--- Aim ---
Copy out exactly every line from the line containing "Read out every word on this page." until the records below end, inclusive of both boundary lines.

--- Data ---

BEGIN

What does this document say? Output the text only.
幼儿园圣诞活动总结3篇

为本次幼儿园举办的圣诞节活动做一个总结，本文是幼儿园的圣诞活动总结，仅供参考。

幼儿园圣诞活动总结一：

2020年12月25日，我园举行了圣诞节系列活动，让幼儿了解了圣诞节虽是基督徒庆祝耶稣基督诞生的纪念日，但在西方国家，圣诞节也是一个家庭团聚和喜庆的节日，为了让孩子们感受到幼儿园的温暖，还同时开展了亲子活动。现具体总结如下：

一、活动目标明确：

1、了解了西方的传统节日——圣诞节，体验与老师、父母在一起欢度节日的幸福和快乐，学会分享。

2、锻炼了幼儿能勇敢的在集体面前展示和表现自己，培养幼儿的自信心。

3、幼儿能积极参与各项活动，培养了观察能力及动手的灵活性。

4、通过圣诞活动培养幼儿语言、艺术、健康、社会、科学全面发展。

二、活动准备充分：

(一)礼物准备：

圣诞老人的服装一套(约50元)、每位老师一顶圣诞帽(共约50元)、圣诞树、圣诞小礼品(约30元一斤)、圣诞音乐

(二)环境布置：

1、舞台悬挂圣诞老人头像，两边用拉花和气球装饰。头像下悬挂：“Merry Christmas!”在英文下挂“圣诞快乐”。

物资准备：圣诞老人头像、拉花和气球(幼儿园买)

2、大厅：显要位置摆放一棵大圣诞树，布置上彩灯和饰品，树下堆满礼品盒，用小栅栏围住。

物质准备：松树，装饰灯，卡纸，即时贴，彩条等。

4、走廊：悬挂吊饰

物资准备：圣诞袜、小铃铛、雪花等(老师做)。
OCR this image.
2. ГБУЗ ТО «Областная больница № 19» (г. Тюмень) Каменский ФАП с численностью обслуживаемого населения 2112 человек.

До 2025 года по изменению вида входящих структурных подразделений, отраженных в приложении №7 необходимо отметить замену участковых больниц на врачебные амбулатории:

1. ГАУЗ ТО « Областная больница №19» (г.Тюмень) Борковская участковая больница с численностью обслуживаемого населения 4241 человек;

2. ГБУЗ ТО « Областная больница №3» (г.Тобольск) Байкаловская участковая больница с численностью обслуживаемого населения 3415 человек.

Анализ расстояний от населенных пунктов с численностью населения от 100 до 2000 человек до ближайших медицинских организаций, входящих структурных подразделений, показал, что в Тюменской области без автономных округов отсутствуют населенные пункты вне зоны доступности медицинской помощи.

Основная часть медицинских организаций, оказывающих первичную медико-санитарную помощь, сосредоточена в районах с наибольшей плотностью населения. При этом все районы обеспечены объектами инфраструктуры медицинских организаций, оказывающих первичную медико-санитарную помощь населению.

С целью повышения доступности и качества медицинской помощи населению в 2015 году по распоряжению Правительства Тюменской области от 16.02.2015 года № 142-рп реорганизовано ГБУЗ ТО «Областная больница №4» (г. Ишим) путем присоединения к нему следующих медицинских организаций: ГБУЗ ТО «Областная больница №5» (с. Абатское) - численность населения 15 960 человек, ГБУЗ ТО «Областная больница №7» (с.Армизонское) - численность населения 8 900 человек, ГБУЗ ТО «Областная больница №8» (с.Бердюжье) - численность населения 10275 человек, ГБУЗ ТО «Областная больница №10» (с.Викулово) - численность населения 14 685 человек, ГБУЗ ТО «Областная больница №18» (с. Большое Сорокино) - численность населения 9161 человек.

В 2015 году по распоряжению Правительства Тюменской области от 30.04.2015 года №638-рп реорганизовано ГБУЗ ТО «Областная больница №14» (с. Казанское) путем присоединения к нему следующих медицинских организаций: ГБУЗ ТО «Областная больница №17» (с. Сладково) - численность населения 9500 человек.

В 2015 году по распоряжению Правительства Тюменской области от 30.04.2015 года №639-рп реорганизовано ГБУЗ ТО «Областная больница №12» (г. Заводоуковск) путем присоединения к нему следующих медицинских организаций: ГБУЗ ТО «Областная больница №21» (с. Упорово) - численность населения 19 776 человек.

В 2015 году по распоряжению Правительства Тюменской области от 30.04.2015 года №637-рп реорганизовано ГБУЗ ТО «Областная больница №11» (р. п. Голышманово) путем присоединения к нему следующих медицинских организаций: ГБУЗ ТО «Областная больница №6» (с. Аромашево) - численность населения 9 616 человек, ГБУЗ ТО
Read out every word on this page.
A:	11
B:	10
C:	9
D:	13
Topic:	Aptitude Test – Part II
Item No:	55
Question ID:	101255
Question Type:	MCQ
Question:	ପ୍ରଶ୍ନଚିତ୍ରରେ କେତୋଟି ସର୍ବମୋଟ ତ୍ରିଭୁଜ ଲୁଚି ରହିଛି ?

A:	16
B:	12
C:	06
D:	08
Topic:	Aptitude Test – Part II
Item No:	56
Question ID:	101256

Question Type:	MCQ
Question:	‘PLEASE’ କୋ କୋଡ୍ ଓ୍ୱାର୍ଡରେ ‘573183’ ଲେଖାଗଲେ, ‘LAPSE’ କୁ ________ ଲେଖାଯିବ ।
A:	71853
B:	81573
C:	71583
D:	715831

END

--- Result of this task ---
Read out every word on this page.
A:	11
B:	10
C:	9
D:	13
Topic:	Aptitude Test – Part II
Item No:	55
Question ID:	101255
Question Type:	MCQ
Question:	ପ୍ରଶ୍ନଚିତ୍ରରେ କେତୋଟି ସର୍ବମୋଟ ତ୍ରିଭୁଜ ଲୁଚି ରହିଛି ?

A:	16
B:	12
C:	06
D:	08
Topic:	Aptitude Test – Part II
Item No:	56
Question ID:	101256

Question Type:	MCQ
Question:	‘PLEASE’ କୋ କୋଡ୍ ଓ୍ୱାର୍ଡରେ ‘573183’ ଲେଖାଗଲେ, ‘LAPSE’ କୁ ________ ଲେଖାଯିବ ।
A:	71853
B:	81573
C:	71583
D:	715831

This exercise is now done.